Extracted information »
>> Start
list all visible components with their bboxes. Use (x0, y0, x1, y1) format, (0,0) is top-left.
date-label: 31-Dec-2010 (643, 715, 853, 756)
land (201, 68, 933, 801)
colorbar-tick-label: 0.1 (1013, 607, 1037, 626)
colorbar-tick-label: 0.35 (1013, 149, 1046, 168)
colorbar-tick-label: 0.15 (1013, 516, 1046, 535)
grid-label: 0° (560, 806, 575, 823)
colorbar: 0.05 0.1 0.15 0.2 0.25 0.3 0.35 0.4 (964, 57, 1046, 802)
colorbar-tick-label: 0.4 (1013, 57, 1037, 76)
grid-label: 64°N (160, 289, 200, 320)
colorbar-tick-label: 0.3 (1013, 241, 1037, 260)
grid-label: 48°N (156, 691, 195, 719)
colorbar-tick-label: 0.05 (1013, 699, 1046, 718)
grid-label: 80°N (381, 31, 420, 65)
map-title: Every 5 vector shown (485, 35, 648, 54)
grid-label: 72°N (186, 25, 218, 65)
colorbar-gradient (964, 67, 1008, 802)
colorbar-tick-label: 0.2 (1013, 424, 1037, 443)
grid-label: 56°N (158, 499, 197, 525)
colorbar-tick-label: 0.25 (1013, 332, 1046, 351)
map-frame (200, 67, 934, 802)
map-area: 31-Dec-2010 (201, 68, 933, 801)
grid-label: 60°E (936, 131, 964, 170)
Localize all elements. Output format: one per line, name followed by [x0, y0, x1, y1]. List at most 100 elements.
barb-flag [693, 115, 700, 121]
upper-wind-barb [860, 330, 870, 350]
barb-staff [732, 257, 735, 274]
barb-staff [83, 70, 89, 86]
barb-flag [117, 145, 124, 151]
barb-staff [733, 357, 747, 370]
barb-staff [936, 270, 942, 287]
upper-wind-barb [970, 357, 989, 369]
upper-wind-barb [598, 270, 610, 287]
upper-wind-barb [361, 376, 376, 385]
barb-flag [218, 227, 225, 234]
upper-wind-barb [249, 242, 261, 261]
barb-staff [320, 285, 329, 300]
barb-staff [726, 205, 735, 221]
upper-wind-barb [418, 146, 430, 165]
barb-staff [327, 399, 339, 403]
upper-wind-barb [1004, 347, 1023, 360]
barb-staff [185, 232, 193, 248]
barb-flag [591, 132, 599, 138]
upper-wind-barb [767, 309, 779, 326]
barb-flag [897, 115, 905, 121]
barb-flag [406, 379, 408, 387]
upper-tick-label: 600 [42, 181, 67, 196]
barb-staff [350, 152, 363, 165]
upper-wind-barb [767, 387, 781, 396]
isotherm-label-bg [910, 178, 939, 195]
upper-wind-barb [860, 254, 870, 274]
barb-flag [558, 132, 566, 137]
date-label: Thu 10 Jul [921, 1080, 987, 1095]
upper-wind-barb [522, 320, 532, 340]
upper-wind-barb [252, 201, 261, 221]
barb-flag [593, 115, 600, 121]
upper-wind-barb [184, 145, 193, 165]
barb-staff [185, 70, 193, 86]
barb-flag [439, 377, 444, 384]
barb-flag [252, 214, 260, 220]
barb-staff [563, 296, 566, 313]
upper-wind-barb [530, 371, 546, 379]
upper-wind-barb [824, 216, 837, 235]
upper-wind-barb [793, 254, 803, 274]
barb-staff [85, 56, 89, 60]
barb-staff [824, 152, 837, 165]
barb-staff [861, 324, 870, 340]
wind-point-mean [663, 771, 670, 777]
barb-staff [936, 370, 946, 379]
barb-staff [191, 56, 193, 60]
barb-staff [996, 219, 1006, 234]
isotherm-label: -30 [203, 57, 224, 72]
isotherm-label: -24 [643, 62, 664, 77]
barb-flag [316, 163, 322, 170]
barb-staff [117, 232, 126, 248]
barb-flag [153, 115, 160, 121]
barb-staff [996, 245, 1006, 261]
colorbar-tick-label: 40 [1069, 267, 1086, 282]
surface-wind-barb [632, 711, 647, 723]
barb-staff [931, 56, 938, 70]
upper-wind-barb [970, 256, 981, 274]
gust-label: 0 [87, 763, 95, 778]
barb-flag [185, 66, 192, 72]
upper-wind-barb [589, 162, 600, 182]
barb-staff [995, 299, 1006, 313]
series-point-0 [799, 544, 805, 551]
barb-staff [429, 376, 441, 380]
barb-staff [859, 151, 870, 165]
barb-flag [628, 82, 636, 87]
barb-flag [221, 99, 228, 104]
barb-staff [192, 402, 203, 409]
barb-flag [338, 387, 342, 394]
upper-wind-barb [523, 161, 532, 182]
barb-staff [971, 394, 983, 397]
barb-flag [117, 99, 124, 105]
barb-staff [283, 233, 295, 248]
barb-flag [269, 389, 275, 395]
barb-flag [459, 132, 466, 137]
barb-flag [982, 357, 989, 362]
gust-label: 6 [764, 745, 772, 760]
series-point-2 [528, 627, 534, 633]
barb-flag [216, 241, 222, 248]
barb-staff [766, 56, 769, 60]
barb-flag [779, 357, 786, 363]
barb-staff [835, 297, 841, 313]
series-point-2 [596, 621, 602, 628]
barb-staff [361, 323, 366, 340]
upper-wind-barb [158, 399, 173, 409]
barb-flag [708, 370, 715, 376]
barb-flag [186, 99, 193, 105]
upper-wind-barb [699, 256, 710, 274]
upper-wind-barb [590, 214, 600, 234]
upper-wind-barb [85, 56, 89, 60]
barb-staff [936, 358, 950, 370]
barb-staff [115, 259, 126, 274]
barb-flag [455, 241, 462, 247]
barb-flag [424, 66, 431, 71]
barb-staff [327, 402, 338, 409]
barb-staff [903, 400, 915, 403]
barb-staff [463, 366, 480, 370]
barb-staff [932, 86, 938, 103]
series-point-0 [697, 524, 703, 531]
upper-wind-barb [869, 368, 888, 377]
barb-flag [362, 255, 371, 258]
>> End
What is required »
Pull out every line of the entries that contains the string "series", copying each one in full. Case counts.

Answer to this problem »
series-point-0 [799, 544, 805, 551]
series-point-2 [528, 627, 534, 633]
series-point-2 [596, 621, 602, 628]
series-point-0 [697, 524, 703, 531]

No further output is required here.